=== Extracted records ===
* START *

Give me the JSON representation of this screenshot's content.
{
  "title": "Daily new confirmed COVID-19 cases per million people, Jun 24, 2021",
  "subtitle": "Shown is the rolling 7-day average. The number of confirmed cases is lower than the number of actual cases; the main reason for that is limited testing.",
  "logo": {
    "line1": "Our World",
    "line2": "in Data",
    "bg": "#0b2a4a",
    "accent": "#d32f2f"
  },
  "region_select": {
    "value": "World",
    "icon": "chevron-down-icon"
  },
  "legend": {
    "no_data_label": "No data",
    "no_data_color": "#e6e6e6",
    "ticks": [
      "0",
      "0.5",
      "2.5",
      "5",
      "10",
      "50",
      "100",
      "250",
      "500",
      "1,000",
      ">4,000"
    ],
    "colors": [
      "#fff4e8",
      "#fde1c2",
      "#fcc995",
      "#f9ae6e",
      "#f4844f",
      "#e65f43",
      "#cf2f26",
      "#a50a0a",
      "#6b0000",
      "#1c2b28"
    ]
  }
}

* END *

=== STATED EXERCISE ===
Transcribe all of the material exactly. Omit nothing.

=== TASK SOLUTION ===
Give me the JSON representation of this screenshot's content.
{
  "title": "Daily new confirmed COVID-19 cases per million people, Jun 24, 2021",
  "subtitle": "Shown is the rolling 7-day average. The number of confirmed cases is lower than the number of actual cases; the main reason for that is limited testing.",
  "logo": {
    "line1": "Our World",
    "line2": "in Data",
    "bg": "#0b2a4a",
    "accent": "#d32f2f"
  },
  "region_select": {
    "value": "World",
    "icon": "chevron-down-icon"
  },
  "legend": {
    "no_data_label": "No data",
    "no_data_color": "#e6e6e6",
    "ticks": [
      "0",
      "0.5",
      "2.5",
      "5",
      "10",
      "50",
      "100",
      "250",
      "500",
      "1,000",
      ">4,000"
    ],
    "colors": [
      "#fff4e8",
      "#fde1c2",
      "#fcc995",
      "#f9ae6e",
      "#f4844f",
      "#e65f43",
      "#cf2f26",
      "#a50a0a",
      "#6b0000",
      "#1c2b28"
    ]
  }
}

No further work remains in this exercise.